*** Text under study ***
Finbarr Timbers

Do deep networks generalise or just memorise?

There's a brilliant paper out of Google Brain 1 which claimed that DNNs just memorise the training data, and a response 2, which claims that they don't.

In the paper, the authors randomly assigned labels to MNIST and were able to train a few deep nets to convergence (specifically, Inception, AlexNet, and a MLP). However, performance was statistically null on the test set, as one would expect (they correctly predicted 10% of images, which is the same as if you randomly picked a label). The conclusion was that deep nets do do some memorisation.

However, in the same paper, the authors trained a linear model to predict MNIST (with the true labels). The linear model had a 1.2% error, but took up 30GB of memory. In comparison, AlexNet is roughly 250 MB in size. The linear model is explicitly memorising the dataset, and it takes 30GB to do so, while AlexNet can learn a similarly accurate model in <1% of the space (and something like SqueezeNet 3 can do so in <0.5MB). As such, it seems pretty clear that there's some true generalisation happening, as we're able to have a low error on 10 MB of data (the size of MNIST) using 0.5MB of weights.

In the response paper 2, the authors showed that "DNNs trained on real data learn simpler functions than when trained with noise data, as measured by the sharpness of the loss function at convergence." They also showed that by using better regularization, you can radically diminish performance on noise datasets while maintaining performance on real datasets.

I'm persuaded that generalisation is happening, with the caveat that there's some memorisation happening. The main test of the memorisation claim is that the models are able to perform well on test sets, which goes against my prior; if the models weren't learning some generalisation, I would expect that they wouldn't be able to perform well when it came to testing.
*** Dataset records ***
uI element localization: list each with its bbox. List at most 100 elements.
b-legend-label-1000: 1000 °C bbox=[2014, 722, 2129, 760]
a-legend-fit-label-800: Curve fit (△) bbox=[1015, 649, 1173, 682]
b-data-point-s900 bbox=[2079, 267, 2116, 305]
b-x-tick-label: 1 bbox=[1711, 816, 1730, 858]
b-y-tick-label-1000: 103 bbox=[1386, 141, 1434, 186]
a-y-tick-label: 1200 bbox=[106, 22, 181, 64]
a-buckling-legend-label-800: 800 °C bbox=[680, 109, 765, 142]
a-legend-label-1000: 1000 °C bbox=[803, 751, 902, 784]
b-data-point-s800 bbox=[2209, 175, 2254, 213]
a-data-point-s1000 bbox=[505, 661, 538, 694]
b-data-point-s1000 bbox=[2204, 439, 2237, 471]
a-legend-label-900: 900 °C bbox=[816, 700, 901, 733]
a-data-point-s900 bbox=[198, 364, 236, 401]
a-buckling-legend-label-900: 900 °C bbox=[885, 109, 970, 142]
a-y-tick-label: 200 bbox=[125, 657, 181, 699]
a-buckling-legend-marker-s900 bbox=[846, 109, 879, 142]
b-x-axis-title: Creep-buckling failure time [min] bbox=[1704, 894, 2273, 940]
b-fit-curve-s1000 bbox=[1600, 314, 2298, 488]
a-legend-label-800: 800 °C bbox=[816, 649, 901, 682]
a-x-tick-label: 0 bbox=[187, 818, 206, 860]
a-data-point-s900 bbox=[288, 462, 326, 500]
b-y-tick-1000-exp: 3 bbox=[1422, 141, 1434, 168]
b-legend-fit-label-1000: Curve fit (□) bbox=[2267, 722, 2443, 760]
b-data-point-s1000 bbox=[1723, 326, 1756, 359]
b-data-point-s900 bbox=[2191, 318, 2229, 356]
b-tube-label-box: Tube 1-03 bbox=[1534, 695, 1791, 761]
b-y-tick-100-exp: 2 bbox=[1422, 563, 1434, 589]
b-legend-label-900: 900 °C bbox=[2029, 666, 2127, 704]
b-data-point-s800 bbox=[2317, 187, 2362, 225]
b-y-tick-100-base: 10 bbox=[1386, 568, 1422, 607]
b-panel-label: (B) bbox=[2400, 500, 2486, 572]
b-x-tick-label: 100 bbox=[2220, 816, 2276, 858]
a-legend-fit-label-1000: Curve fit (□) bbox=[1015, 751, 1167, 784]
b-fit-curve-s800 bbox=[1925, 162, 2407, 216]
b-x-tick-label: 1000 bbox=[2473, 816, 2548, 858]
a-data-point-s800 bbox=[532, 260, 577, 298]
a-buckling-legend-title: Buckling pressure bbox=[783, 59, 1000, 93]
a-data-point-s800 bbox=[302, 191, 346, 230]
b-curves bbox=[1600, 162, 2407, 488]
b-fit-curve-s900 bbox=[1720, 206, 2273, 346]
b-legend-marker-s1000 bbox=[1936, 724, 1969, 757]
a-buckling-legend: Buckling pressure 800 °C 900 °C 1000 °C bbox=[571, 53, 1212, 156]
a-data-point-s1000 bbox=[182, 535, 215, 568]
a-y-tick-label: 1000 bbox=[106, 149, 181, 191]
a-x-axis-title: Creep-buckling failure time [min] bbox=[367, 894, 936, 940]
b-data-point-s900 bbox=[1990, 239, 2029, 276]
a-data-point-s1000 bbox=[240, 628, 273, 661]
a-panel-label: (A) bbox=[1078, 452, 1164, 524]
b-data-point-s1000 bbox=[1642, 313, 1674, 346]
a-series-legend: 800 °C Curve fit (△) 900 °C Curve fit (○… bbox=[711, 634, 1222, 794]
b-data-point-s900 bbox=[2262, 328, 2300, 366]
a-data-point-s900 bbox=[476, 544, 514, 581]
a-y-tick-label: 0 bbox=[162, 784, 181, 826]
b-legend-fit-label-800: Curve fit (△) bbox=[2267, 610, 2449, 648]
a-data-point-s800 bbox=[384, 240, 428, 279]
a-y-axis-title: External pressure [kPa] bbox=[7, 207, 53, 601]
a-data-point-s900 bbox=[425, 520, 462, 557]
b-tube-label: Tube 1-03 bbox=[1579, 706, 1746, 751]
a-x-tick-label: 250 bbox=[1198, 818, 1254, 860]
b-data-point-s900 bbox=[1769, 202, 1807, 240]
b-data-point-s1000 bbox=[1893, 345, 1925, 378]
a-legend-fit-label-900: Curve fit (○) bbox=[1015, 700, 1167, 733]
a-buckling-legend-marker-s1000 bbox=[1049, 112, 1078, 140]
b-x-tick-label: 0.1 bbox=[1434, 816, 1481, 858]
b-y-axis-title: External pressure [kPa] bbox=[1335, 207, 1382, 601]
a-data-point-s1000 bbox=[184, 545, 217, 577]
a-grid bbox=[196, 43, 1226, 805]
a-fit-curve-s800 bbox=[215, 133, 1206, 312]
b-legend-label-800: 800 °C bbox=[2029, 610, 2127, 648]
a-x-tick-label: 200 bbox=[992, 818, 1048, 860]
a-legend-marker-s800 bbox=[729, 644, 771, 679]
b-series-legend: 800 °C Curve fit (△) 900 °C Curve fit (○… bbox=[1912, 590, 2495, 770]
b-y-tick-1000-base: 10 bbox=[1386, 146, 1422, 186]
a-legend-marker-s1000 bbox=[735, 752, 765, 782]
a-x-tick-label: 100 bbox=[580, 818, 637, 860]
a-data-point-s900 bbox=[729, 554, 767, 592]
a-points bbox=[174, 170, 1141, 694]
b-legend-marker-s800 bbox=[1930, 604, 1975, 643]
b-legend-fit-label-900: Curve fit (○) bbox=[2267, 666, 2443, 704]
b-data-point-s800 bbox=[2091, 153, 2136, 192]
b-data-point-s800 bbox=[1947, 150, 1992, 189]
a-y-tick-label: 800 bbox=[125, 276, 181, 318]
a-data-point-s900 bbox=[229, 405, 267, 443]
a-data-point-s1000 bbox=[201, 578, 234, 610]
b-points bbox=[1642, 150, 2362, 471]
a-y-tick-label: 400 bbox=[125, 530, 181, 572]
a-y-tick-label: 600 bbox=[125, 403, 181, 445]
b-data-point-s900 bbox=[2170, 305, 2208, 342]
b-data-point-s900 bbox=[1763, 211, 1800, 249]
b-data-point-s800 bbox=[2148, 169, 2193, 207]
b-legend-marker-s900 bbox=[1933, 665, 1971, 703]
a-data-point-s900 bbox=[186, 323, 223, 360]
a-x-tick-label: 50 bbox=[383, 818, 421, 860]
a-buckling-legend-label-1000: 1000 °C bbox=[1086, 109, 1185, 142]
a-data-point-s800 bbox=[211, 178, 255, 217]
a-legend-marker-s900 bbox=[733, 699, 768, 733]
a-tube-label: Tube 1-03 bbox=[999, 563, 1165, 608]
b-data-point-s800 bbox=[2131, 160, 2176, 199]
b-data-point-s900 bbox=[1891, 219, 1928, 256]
***
-- Your instructions --
Render this sentence from the deep-network memorization post in Spanish: "The linear model had a 1.2% error, but took up 30GB of memory."

-- Result below --
El modelo lineal tenía un error del 1,2 %, pero ocupaba 30 GB de memoria.